<<<<

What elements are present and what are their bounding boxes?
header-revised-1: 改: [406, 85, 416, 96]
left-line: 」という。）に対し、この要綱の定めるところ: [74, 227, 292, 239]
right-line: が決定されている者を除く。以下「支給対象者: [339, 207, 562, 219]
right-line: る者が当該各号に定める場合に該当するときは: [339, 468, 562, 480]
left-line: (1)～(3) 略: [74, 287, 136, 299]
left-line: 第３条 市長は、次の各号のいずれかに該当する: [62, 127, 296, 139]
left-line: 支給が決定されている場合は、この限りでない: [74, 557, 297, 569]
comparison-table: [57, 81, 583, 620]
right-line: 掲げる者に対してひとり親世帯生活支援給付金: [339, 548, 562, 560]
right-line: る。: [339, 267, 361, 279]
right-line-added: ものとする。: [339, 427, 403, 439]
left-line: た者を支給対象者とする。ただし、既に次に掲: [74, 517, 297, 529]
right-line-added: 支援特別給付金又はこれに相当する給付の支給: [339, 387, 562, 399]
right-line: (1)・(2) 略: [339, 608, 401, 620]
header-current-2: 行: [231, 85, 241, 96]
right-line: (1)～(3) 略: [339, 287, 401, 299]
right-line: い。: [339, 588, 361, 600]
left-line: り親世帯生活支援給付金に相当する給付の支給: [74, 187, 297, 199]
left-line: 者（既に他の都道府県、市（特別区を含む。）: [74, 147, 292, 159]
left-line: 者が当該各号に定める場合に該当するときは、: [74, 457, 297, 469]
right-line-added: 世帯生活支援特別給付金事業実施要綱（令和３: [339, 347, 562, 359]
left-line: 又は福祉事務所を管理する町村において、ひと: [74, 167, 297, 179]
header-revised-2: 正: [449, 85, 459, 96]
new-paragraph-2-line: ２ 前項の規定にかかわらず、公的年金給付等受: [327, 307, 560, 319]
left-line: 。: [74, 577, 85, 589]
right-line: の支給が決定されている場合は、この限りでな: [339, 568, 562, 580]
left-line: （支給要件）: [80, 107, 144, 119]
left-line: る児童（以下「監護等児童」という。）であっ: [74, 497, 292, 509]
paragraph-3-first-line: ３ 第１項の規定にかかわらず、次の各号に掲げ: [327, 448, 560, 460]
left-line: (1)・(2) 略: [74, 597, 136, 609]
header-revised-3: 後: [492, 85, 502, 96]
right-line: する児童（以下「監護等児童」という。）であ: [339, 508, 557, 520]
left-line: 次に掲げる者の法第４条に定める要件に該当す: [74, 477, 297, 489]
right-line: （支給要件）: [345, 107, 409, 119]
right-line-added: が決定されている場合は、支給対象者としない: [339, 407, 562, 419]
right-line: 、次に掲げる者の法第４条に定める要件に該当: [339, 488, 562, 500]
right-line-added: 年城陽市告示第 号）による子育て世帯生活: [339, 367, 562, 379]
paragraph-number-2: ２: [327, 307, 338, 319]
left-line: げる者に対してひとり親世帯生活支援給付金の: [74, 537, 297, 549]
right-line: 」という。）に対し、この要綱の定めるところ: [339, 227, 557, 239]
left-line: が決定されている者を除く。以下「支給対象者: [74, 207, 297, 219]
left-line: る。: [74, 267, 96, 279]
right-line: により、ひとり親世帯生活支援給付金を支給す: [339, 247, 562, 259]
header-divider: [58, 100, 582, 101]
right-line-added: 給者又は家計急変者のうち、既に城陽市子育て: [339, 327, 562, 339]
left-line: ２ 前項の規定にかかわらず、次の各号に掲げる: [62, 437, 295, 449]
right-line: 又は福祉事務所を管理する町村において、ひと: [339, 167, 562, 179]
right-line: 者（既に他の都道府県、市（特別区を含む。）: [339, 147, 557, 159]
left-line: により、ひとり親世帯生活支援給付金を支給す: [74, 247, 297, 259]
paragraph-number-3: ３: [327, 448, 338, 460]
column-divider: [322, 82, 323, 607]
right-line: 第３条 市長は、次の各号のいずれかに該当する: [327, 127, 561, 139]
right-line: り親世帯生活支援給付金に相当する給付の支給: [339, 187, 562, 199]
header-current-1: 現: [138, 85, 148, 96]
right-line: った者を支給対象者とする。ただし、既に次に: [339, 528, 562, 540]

>>>>

Relevez chaque ligne des entrées ci-dessus qui contient la chaîne « 次の各号のいずれかに該当する », en tenant compte de la casse.

left-line: 第３条 市長は、次の各号のいずれかに該当する: [62, 127, 296, 139]
right-line: 第３条 市長は、次の各号のいずれかに該当する: [327, 127, 561, 139]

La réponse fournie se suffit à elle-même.